-- Begin EXTRACTED ENTRIES --

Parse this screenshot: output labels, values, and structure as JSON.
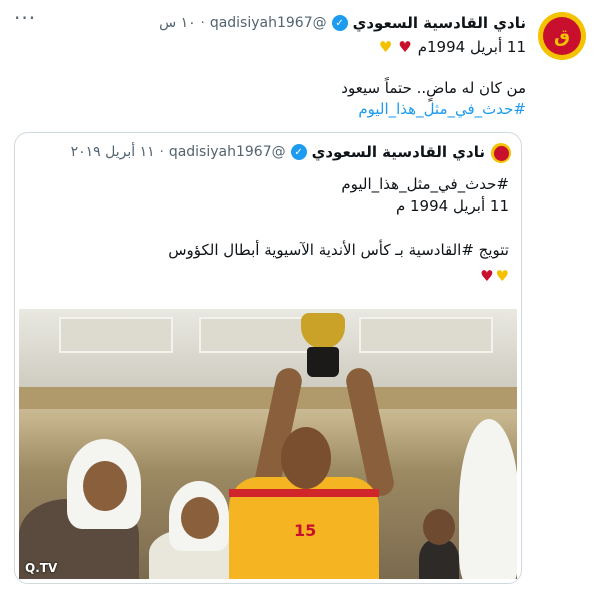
{
  "tweet": {
    "display_name": "نادي القادسية السعودي",
    "handle": "@qadisiyah1967",
    "time": "١٠ س",
    "dot": "·",
    "more": "···",
    "date_line": "11 أبريل 1994م",
    "body": [
      "من كان له ماضٍ.. حتماً سيعود",
      "#حدث_في_مثل_هذا_اليوم"
    ],
    "avatar_text": "ق"
  },
  "quoted": {
    "display_name": "نادي القادسية السعودي",
    "handle": "@qadisiyah1967",
    "time": "١١ أبريل ٢٠١٩",
    "dot": "·",
    "lines": [
      "#حدث_في_مثل_هذا_اليوم",
      "11 أبريل 1994 م",
      "",
      "تتويج  #القادسية بـ كأس الأندية الآسيوية أبطال الكؤوس"
    ],
    "photo": {
      "jersey_number": "15",
      "watermark": "Q.TV"
    }
  },
  "icons": {
    "verified": "verified-badge-icon",
    "heart_red": "red-heart-emoji",
    "heart_yellow": "yellow-heart-emoji"
  },
  "colors": {
    "link": "#1d9bf0",
    "club_red": "#c8102e",
    "club_yellow": "#f3c200"
  }
}
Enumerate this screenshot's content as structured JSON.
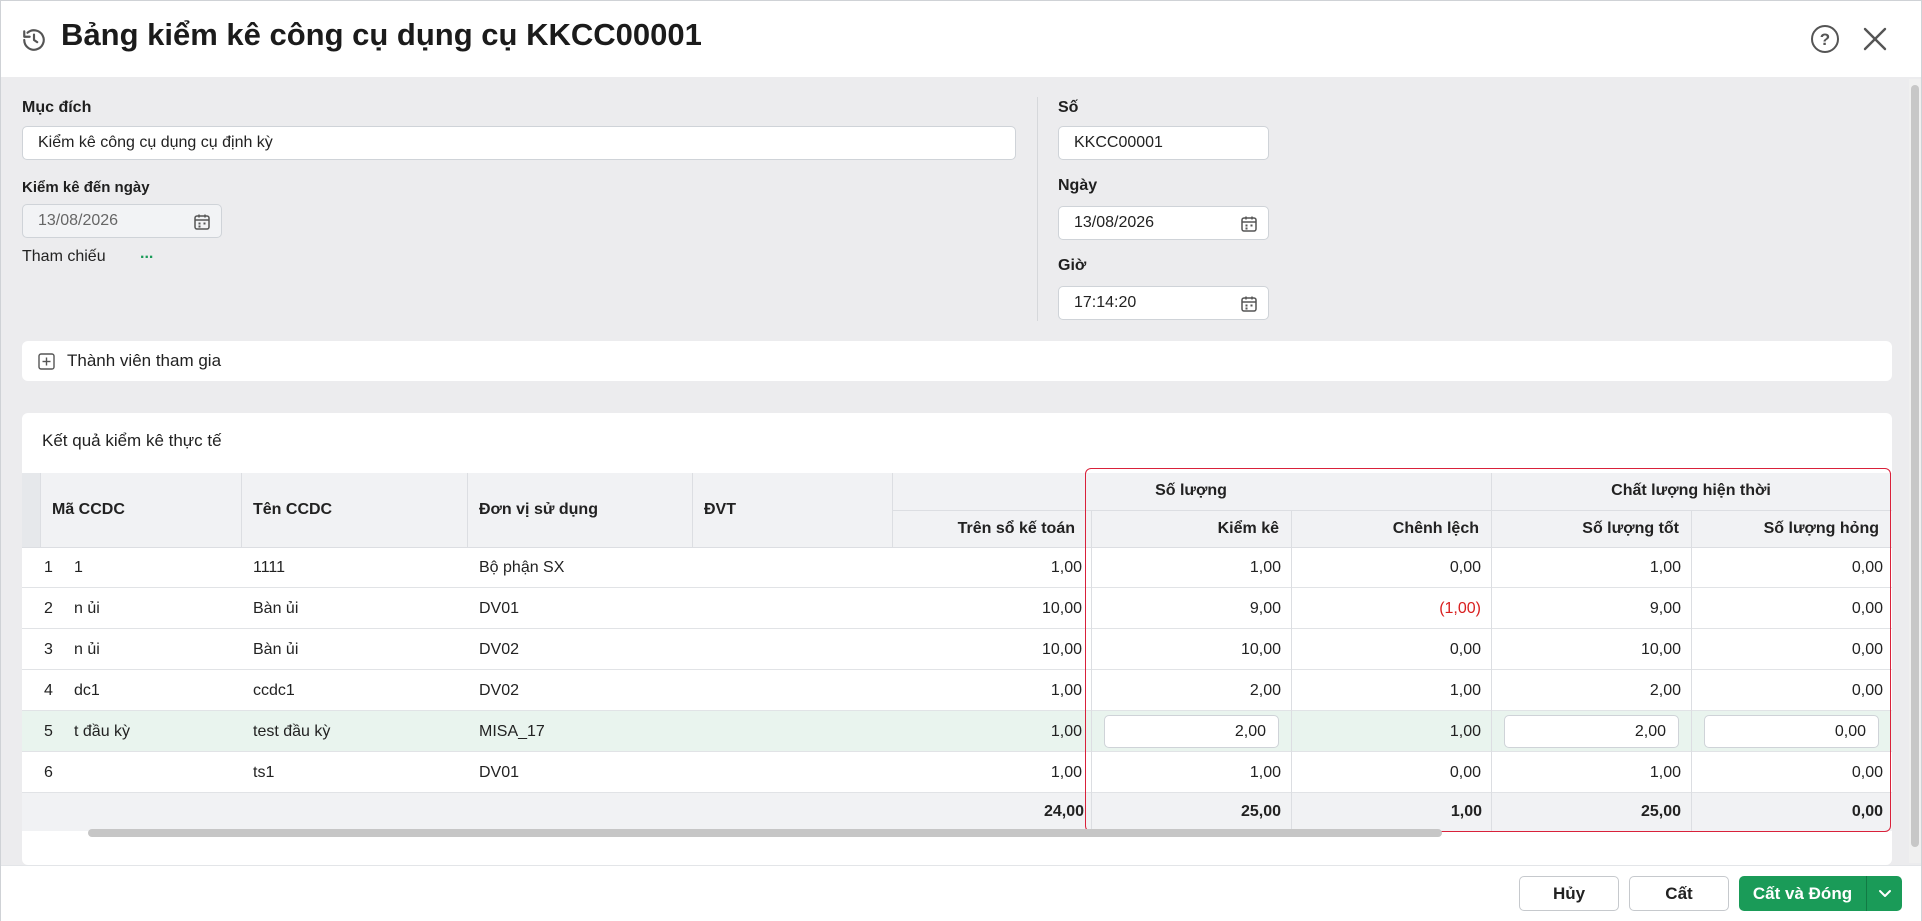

-- End EXTRACTED ENTRIES --

Repeat each entry above word for word, leaving every picture out.

Parse this screenshot: output labels, values, and structure as JSON.
{
  "tweet": {
    "display_name": "نادي القادسية السعودي",
    "handle": "@qadisiyah1967",
    "time": "١٠ س",
    "dot": "·",
    "more": "···",
    "date_line": "11 أبريل 1994م",
    "body": [
      "من كان له ماضٍ.. حتماً سيعود",
      "#حدث_في_مثل_هذا_اليوم"
    ],
    "avatar_text": "ق"
  },
  "quoted": {
    "display_name": "نادي القادسية السعودي",
    "handle": "@qadisiyah1967",
    "time": "١١ أبريل ٢٠١٩",
    "dot": "·",
    "lines": [
      "#حدث_في_مثل_هذا_اليوم",
      "11 أبريل 1994 م",
      "",
      "تتويج  #القادسية بـ كأس الأندية الآسيوية أبطال الكؤوس"
    ],
    "photo": {
      "jersey_number": "15",
      "watermark": "Q.TV"
    }
  },
  "icons": {
    "verified": "verified-badge-icon",
    "heart_red": "red-heart-emoji",
    "heart_yellow": "yellow-heart-emoji"
  },
  "colors": {
    "link": "#1d9bf0",
    "club_red": "#c8102e",
    "club_yellow": "#f3c200"
  }
}
Enumerate this screenshot's content as structured JSON.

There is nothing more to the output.